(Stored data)
::::

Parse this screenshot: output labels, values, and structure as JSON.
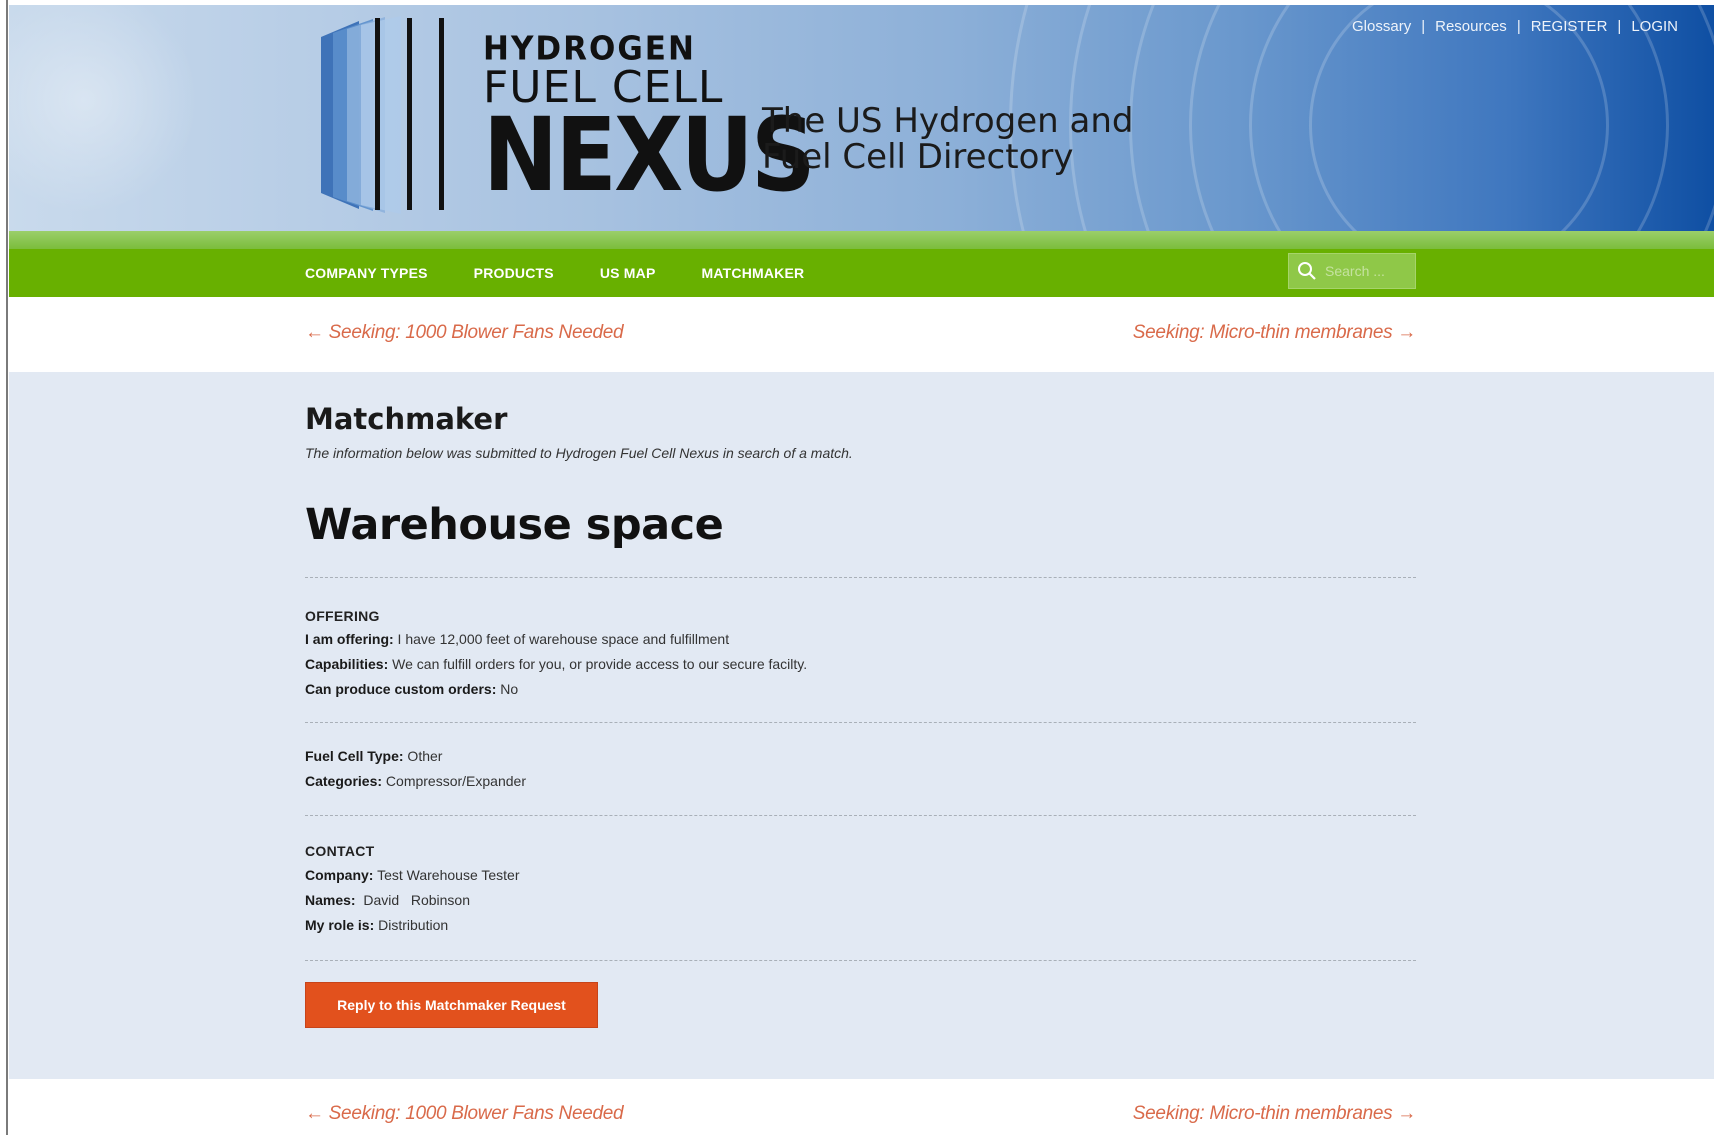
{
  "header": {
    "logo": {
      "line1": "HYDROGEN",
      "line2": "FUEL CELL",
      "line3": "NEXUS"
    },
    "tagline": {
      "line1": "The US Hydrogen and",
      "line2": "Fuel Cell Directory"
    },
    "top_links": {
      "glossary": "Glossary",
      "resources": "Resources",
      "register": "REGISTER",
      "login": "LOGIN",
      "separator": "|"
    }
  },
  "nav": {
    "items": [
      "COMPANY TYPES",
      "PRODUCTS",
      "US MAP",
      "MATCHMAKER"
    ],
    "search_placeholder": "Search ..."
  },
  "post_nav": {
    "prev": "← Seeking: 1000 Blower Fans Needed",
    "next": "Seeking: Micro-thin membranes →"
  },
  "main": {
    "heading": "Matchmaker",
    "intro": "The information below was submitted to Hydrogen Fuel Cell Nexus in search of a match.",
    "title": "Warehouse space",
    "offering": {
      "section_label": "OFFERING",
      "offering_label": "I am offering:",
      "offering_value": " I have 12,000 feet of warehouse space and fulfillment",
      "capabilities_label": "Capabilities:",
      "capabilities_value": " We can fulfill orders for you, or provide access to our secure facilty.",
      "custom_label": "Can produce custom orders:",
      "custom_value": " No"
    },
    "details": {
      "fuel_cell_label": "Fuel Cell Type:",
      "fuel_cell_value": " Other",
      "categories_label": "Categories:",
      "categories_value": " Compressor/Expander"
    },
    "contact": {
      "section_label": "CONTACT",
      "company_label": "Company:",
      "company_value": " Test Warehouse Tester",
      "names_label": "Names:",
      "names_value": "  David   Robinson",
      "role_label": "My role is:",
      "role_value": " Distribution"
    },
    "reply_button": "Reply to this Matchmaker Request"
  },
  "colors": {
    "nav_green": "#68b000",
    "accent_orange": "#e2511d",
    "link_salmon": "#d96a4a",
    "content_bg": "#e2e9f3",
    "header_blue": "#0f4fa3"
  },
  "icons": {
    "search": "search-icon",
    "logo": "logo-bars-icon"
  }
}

::::

State the number of lines above that hold the string "Seeking", with nothing added.

Solved exercise:
2